■ **Information provided**:

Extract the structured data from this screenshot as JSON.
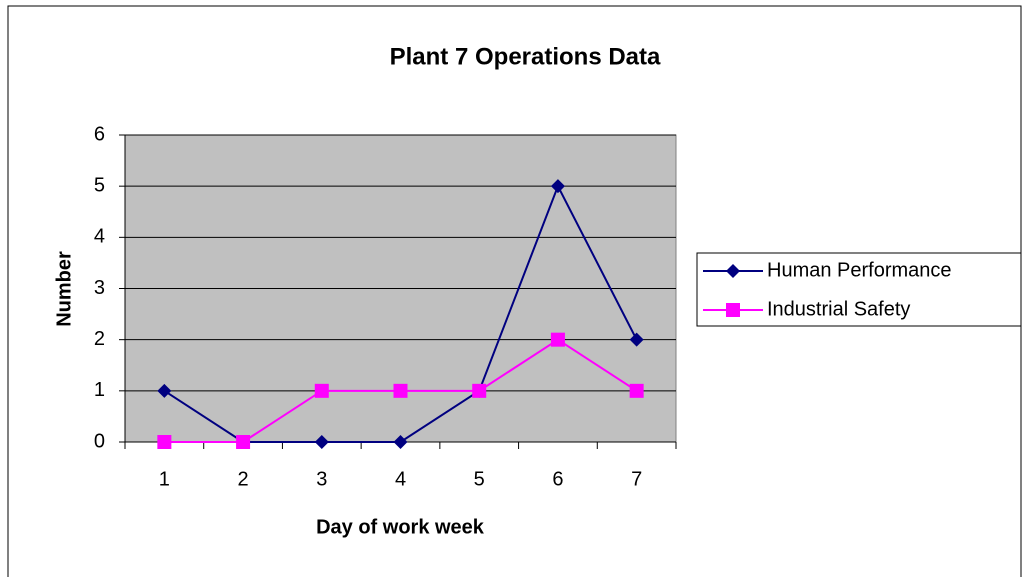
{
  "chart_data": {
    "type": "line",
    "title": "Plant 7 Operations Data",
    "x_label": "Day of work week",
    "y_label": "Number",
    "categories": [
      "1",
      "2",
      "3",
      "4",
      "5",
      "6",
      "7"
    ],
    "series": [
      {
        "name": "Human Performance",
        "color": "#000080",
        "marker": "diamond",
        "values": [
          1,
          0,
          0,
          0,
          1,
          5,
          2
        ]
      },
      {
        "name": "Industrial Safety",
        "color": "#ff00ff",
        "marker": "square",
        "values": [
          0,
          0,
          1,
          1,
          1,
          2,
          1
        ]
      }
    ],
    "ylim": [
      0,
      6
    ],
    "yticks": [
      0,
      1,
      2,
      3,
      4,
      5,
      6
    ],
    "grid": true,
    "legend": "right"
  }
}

■ **Given task**: Print the listing above in full, exactly as written. Omit any pictures.

■ **Written answer**:
Extract the structured data from this screenshot as JSON.
{
  "chart_data": {
    "type": "line",
    "title": "Plant 7 Operations Data",
    "x_label": "Day of work week",
    "y_label": "Number",
    "categories": [
      "1",
      "2",
      "3",
      "4",
      "5",
      "6",
      "7"
    ],
    "series": [
      {
        "name": "Human Performance",
        "color": "#000080",
        "marker": "diamond",
        "values": [
          1,
          0,
          0,
          0,
          1,
          5,
          2
        ]
      },
      {
        "name": "Industrial Safety",
        "color": "#ff00ff",
        "marker": "square",
        "values": [
          0,
          0,
          1,
          1,
          1,
          2,
          1
        ]
      }
    ],
    "ylim": [
      0,
      6
    ],
    "yticks": [
      0,
      1,
      2,
      3,
      4,
      5,
      6
    ],
    "grid": true,
    "legend": "right"
  }
}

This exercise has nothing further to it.